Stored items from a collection

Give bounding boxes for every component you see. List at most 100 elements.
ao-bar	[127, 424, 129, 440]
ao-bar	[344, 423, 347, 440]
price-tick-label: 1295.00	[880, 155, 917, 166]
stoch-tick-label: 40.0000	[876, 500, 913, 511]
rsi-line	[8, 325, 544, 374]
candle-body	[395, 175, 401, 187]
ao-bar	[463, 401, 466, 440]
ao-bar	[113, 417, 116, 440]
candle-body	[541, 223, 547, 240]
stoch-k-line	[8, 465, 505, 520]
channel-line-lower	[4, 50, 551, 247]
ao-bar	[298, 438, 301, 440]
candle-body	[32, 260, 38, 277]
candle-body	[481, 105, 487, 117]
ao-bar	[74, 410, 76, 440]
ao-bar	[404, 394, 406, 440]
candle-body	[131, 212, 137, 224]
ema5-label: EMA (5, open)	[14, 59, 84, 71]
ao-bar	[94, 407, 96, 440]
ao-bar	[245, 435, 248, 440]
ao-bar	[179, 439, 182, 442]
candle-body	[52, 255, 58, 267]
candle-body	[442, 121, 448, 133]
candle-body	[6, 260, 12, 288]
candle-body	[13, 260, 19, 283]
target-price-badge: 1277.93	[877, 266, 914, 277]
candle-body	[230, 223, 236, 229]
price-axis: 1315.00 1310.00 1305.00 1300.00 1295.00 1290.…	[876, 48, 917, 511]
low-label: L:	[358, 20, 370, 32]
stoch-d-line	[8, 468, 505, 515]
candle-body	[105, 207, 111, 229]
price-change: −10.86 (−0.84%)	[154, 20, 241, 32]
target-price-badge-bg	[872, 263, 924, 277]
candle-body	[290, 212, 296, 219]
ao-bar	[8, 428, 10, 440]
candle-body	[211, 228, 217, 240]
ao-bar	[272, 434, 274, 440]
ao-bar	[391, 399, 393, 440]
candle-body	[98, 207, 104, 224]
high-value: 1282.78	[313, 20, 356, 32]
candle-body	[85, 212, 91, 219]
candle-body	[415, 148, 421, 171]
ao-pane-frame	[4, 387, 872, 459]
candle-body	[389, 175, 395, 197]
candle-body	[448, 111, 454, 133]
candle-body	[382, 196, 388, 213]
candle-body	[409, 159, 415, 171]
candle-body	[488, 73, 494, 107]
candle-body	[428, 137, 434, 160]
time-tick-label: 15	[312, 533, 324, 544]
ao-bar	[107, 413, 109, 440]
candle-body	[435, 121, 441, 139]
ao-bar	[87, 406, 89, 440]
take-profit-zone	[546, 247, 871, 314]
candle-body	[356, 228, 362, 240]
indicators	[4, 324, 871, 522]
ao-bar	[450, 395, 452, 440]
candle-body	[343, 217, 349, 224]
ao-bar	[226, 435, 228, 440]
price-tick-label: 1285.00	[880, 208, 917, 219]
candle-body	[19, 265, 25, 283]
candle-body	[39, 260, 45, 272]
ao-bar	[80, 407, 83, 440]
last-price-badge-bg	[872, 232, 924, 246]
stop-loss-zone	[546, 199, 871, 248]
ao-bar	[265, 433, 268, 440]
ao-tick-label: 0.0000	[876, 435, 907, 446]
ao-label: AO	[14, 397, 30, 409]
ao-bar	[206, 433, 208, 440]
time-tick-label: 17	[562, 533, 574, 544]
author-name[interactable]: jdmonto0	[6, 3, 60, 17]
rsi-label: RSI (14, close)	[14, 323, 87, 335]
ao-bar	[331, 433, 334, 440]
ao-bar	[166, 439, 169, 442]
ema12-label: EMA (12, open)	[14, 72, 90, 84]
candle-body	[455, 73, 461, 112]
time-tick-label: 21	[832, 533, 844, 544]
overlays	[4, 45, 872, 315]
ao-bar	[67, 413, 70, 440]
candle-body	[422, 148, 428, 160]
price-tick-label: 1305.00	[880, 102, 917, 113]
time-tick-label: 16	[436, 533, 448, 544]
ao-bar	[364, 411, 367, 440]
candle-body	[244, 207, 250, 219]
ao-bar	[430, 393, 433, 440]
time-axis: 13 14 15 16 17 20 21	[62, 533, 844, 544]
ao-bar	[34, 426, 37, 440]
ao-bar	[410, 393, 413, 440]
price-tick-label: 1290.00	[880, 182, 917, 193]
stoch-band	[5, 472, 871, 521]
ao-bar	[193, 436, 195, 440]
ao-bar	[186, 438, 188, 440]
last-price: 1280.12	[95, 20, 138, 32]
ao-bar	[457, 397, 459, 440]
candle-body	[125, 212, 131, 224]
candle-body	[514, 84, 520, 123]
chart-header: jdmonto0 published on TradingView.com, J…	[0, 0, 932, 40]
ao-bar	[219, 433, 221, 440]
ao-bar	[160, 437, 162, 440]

EXERCISE TASK ->
Copy the material word for word, starting with its first line and going on through the line that contains "325, 544, 374]", with both of those lines included.

FULL SOLUTION ->
Give bounding boxes for every component you see. List at most 100 elements.
ao-bar	[127, 424, 129, 440]
ao-bar	[344, 423, 347, 440]
price-tick-label: 1295.00	[880, 155, 917, 166]
stoch-tick-label: 40.0000	[876, 500, 913, 511]
rsi-line	[8, 325, 544, 374]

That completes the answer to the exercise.